▶ [TEXT SECTION]
-- -- --
# See no evil



## RAXL (Jul 9, 2004)

Anybody psyched about the WWE's own KANE starring in Lionsgate's latest horror flick?


----------



## Sinister (Apr 18, 2004)

No.


----------



## HalloweenRick (Nov 25, 2005)

I'd much rather have Stacy Kiebler in the next movie WWE makes....


----------



## Sinister (Apr 18, 2004)

HalloweenRick said:


> I'd much rather have Stacy Kiebler in the next movie WWE makes....


Agreed, Rick! I also wouldn't mind seeing Trish Stratus in that film. The two ladies car break down on a lonely dirt road and they're forced to take shelter in an old dilapidated house as rain pours down and the winds howl outside. Much to their chagrin, they must take solace in each others embraces on a satin covered bed with low, sultry music in the background and scented candles burning. Items, I might add that are mysteriously out of place in said house...


----------



## Death's Door (Mar 22, 2006)

I will wait for this to go on DVD.


----------



## HalloweenRick (Nov 25, 2005)

I'd volunteer my acting services for free if we can make this Trish Stratus/Stacy Kiebler horror/coming of age lesbian film. I would even volunteer to be an extra if that's what it would take. However, I'm also very good at the "Let's pick up a perfect stranger for a good time" role for this movie, starring me as the perfect stranger....


----------



## Non Compos Mentis (Apr 14, 2004)

If my friends' rent this when it comes out on DVD. I'll see it, but I'm not wasting my money seeing this at the movies.


----------



## Faustian_Pact (Apr 19, 2006)

I invested. Until they get Ghostbusters 3 made. With Ben Stiller~!

http://filmforce.ign.com/articles/708/708806p1.html


----------



## RAXL (Jul 9, 2004)

Gah. 
That GB 3 thing is soooo old. 

I'm sad to say, that it aint NEVER gonna happen.   

As much as I'd obviously love to see it, I really, really don't want to see Ben Stiller. 
In anything. 
Ever. 

I despise Ben Stiller.

But, it's not gonna happen anyways, so I don't have to worry about that no talent fool ruining my favorite all time franchise.


----------



## Sinister (Apr 18, 2004)

I thought *Ghostbusters* was a stand alone movie that didn't need a sequel of any kind, especially that poor excuse of a second film. The first was a work of comic genius.


----------



## Faustian_Pact (Apr 19, 2006)

I narrowly missed being rundown by a car on my way to see Ghostbusters 2.
Draw your own conclusions.

Seeing the first Ghostbusters,in a packed movie theater,was one of the best times I have had at the movies.

Harold Ramis' "Egon Spengler" was the best! Cracks me up everytime!


----------



## claymud (Aug 21, 2005)

I know I'm probly gonna get a bit of flack for this... but I kinda liked Ghostbusters 2 more... The first one was great and hallarious but I just prefered the second more.


----------



## dougspaulding (May 22, 2004)

RAXL said:


> I despise Ben Stiller.
-- -- --
▶ [TASKS TO COMPLETE]
a) How would you sum up the forum thread about Kane's horror film in exactly two sentences?
b) Can you write the next part of the forum thread about Kane's horror film, picking up after its last line?
The entries after this point have nothing to do with the work here.
-- -- --
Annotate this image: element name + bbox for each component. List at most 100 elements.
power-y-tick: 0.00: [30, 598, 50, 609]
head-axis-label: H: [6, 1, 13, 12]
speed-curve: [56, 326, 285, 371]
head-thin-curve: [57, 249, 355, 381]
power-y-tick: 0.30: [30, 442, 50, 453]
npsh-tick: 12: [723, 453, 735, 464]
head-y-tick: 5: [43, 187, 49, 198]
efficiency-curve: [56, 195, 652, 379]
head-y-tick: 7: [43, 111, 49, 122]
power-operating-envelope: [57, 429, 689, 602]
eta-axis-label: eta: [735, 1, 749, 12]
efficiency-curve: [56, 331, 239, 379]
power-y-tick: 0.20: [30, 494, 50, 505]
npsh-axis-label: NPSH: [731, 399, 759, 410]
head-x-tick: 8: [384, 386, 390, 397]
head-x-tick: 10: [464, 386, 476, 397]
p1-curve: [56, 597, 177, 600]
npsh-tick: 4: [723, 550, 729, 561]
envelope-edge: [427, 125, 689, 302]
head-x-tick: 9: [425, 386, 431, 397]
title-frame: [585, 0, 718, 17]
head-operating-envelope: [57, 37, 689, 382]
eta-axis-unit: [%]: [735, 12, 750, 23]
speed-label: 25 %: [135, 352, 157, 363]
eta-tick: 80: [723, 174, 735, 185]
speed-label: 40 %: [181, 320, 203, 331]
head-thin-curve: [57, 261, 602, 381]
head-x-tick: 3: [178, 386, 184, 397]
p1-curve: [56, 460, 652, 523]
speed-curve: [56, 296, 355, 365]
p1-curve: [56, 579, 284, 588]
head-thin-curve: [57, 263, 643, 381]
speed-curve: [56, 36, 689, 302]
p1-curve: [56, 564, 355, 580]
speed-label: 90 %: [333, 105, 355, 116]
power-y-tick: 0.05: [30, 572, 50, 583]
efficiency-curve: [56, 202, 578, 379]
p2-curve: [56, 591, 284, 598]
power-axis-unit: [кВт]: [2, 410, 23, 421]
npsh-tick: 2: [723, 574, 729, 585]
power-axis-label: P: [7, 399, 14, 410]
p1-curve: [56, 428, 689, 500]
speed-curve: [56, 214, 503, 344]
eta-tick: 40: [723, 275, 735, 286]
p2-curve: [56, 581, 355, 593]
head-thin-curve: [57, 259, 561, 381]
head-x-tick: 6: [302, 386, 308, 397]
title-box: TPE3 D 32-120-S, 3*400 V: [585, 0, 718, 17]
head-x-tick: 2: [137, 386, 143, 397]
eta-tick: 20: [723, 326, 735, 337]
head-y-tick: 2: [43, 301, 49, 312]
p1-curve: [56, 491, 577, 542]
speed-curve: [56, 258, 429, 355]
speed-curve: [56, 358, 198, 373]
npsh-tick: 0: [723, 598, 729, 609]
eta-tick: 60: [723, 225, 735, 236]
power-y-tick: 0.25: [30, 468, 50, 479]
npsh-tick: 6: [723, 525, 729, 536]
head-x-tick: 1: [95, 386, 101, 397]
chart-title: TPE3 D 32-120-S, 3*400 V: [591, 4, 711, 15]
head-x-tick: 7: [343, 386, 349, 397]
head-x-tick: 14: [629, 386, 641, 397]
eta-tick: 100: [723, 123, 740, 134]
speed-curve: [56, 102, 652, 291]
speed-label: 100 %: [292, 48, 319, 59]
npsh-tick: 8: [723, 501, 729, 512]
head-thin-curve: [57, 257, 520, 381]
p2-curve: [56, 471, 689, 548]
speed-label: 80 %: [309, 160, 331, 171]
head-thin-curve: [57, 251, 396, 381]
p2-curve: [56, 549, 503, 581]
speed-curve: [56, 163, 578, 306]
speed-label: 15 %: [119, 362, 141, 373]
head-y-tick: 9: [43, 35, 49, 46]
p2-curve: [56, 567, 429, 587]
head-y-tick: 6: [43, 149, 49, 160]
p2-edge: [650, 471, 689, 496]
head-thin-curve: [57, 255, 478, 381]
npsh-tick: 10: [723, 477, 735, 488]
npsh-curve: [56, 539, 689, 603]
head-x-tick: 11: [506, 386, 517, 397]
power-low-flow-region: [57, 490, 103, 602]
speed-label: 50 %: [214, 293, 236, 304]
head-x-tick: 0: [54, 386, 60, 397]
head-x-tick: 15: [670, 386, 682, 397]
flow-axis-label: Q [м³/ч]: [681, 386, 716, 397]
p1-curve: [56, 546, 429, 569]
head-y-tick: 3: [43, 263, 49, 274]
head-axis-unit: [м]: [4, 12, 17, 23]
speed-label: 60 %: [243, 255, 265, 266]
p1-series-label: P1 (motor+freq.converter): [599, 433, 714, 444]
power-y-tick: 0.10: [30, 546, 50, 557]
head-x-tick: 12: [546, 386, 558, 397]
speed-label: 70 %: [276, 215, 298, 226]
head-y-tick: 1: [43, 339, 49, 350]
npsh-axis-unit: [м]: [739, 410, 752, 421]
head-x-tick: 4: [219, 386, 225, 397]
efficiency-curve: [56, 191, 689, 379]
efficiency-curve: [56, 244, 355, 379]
-- -- --
▶ [ANSWERS TO THE EXERCISE]
a) The thread opens by asking whether anyone is excited about the WWE's Kane starring in Lionsgate's new horror film, and several posters answer no or say they will wait for the DVD. The talk then turns to a possible Ghostbusters 3, which RAXL insists will never happen and does not want to see with Ben Stiller, while others weigh the first Ghostbusters against the second.

b)
When anyone says something like this, I have to ask, did you ever see his brilliant but short-lived series *The Ben Stiller Show* back in roughly '91-'92? One of the funniest shows I've seen.


----------



## RAXL (Jul 9, 2004)

Ben Stiller makes me look like this:  

And, while the first GB is one of the greatest films ever, and the second is...
not, I do still love the second one. There are some really funny bits. 
"Half a slinky." Priceless.


----------



## Faustian_Pact (Apr 19, 2006)

dougspaulding said:


> When anyone says something like this, I have to ask, did you ever see his brilliant but short-lived series *The Ben Stiller Show* back in roughly '91-'92? One of the funniest shows I've seen.


I own the Ben Stiller Show DVD boxed-set. DIE HARD 12:"DIE HUNGRY",..was superb!

"Yabba dabba doo,dabba dooba,dabba deeby dabba". 

Watch the link below!!


----------



## dougspaulding (May 22, 2004)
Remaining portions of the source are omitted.